• AIM:
Locate the lines where "TurboSmooth" occurs and copy them as they stand.

• DATA SECTION:
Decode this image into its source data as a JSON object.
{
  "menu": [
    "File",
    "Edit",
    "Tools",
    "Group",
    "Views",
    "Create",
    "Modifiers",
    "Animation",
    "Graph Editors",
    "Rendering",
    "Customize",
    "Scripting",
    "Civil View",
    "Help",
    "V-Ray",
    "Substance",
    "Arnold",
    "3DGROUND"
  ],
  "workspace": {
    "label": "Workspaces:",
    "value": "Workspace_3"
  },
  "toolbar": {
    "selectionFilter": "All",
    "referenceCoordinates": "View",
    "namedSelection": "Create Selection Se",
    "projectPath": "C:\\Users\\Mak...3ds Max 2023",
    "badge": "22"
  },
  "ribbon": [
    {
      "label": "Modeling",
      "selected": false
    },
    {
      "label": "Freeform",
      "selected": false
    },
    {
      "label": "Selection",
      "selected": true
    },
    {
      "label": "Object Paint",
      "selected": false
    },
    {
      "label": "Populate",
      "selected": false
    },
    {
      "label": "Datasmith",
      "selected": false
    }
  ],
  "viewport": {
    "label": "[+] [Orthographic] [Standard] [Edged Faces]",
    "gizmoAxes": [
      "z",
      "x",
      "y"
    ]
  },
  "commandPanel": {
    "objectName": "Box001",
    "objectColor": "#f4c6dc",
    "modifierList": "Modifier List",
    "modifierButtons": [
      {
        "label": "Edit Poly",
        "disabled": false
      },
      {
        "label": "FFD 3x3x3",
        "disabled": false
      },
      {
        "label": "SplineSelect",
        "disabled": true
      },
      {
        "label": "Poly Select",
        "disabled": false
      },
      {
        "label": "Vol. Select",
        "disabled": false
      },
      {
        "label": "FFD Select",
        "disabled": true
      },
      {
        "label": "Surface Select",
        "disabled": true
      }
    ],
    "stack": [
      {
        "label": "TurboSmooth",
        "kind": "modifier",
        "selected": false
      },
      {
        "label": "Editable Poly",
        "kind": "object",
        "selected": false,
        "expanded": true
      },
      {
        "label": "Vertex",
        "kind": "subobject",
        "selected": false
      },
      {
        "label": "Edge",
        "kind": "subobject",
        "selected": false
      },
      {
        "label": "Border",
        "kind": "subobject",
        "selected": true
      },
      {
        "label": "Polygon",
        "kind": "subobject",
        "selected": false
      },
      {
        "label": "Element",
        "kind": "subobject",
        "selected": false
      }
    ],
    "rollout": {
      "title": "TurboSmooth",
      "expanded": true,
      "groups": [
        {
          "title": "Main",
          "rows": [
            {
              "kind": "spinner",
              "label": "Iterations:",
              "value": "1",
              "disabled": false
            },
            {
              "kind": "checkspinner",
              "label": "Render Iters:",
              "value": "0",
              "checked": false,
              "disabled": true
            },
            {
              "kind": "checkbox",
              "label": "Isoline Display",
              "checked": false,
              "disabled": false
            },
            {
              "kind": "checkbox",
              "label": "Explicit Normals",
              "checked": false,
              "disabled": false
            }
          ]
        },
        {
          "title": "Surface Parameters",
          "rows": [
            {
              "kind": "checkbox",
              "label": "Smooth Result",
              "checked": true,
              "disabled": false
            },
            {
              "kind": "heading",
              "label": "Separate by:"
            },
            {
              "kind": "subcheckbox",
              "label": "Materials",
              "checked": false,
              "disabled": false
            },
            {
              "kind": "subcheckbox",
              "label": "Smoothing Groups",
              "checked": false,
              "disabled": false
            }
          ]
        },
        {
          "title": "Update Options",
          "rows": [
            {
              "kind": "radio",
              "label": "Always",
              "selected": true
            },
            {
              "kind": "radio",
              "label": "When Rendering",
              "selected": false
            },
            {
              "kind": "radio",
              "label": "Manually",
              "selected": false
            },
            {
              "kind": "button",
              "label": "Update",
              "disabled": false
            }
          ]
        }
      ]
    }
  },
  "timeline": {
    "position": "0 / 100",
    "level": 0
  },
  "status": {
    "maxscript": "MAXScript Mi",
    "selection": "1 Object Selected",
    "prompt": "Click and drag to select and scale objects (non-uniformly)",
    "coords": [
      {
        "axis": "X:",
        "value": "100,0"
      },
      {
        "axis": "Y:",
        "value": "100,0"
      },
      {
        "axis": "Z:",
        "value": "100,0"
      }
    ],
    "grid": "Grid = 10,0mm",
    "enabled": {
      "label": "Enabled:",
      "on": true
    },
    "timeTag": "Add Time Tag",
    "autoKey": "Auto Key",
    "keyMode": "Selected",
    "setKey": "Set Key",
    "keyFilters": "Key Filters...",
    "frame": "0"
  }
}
--
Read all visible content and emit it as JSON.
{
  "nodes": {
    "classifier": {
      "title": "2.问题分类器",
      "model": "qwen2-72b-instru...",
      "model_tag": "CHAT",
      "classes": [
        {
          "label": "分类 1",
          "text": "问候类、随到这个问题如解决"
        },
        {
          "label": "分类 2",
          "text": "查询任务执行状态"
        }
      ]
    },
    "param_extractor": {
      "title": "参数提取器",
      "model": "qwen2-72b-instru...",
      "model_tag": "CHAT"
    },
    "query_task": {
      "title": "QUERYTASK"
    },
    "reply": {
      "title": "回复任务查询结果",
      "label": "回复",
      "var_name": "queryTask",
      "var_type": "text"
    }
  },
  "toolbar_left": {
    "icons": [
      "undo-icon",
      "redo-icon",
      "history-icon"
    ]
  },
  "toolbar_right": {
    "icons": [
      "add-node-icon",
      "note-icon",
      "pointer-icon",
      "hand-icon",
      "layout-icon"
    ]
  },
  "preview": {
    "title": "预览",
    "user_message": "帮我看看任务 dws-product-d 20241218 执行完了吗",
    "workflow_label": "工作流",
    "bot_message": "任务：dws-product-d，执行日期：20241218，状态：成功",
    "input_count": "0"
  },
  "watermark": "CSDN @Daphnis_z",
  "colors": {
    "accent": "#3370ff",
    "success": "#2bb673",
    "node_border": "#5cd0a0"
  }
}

• TASK RESULT:
        "label": "TurboSmooth",
      "title": "TurboSmooth",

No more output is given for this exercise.